Reproduce every one of the following lines exactly, leaving out the pictures.

(Spatial layout data)
-------
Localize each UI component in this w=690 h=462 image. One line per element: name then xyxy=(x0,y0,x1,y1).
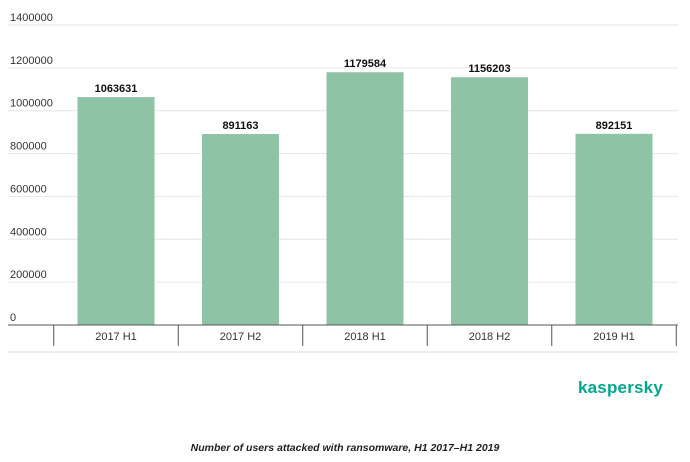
data-label: 891163 xyxy=(222,120,258,132)
y-tick-label: 0 xyxy=(10,312,16,324)
bar xyxy=(575,133,653,325)
x-tick-label: 2019 H1 xyxy=(593,331,635,343)
data-label: 1063631 xyxy=(95,83,138,95)
data-label: 1156203 xyxy=(468,63,510,75)
y-tick-label: 400000 xyxy=(10,226,47,238)
bar xyxy=(202,134,279,325)
bar xyxy=(451,77,528,325)
data-label: 1179584 xyxy=(344,58,387,70)
y-tick-label: 600000 xyxy=(10,183,47,195)
y-tick-label: 200000 xyxy=(10,269,47,281)
chart-caption: Number of users attacked with ransomware… xyxy=(190,442,500,454)
bar xyxy=(326,72,404,326)
x-tick-label: 2018 H2 xyxy=(469,331,511,343)
x-tick-label: 2018 H1 xyxy=(344,331,386,343)
bar xyxy=(77,97,155,325)
y-tick-label: 1400000 xyxy=(10,12,53,24)
x-tick-label: 2017 H1 xyxy=(95,331,137,343)
x-tick-label: 2017 H2 xyxy=(220,331,262,343)
kaspersky-logo: kaspersky xyxy=(578,378,663,397)
y-tick-label: 1000000 xyxy=(10,98,53,110)
y-tick-label: 800000 xyxy=(10,141,47,153)
y-tick-label: 1200000 xyxy=(10,55,53,67)
data-label: 892151 xyxy=(596,120,633,132)
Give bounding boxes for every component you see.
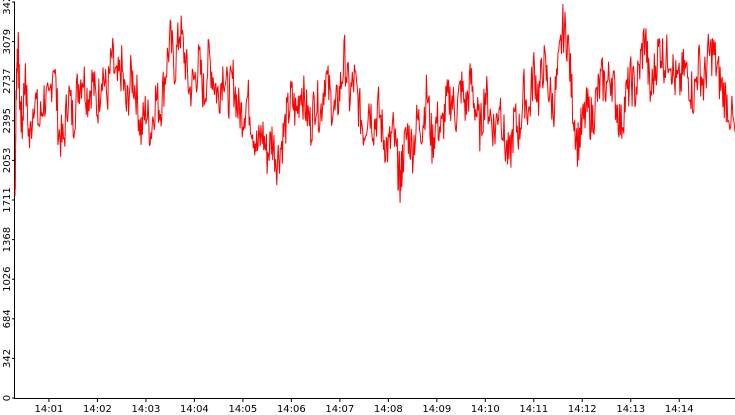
-------
Written answer
Localize each UI component in this w=690 h=462 image. One line per element: name then xyxy=(x0,y0,x1,y1).
data-label: 891163 xyxy=(222,120,258,132)
y-tick-label: 0 xyxy=(10,312,16,324)
bar xyxy=(575,133,653,325)
x-tick-label: 2019 H1 xyxy=(593,331,635,343)
data-label: 1063631 xyxy=(95,83,138,95)
data-label: 1156203 xyxy=(468,63,510,75)
y-tick-label: 400000 xyxy=(10,226,47,238)
bar xyxy=(202,134,279,325)
bar xyxy=(451,77,528,325)
data-label: 1179584 xyxy=(344,58,387,70)
y-tick-label: 600000 xyxy=(10,183,47,195)
y-tick-label: 200000 xyxy=(10,269,47,281)
chart-caption: Number of users attacked with ransomware… xyxy=(190,442,500,454)
bar xyxy=(326,72,404,326)
x-tick-label: 2018 H2 xyxy=(469,331,511,343)
x-tick-label: 2018 H1 xyxy=(344,331,386,343)
bar xyxy=(77,97,155,325)
y-tick-label: 1400000 xyxy=(10,12,53,24)
x-tick-label: 2017 H1 xyxy=(95,331,137,343)
x-tick-label: 2017 H2 xyxy=(220,331,262,343)
kaspersky-logo: kaspersky xyxy=(578,378,663,397)
y-tick-label: 1000000 xyxy=(10,98,53,110)
y-tick-label: 800000 xyxy=(10,141,47,153)
y-tick-label: 1200000 xyxy=(10,55,53,67)
data-label: 892151 xyxy=(596,120,633,132)
Give bounding boxes for every component you see.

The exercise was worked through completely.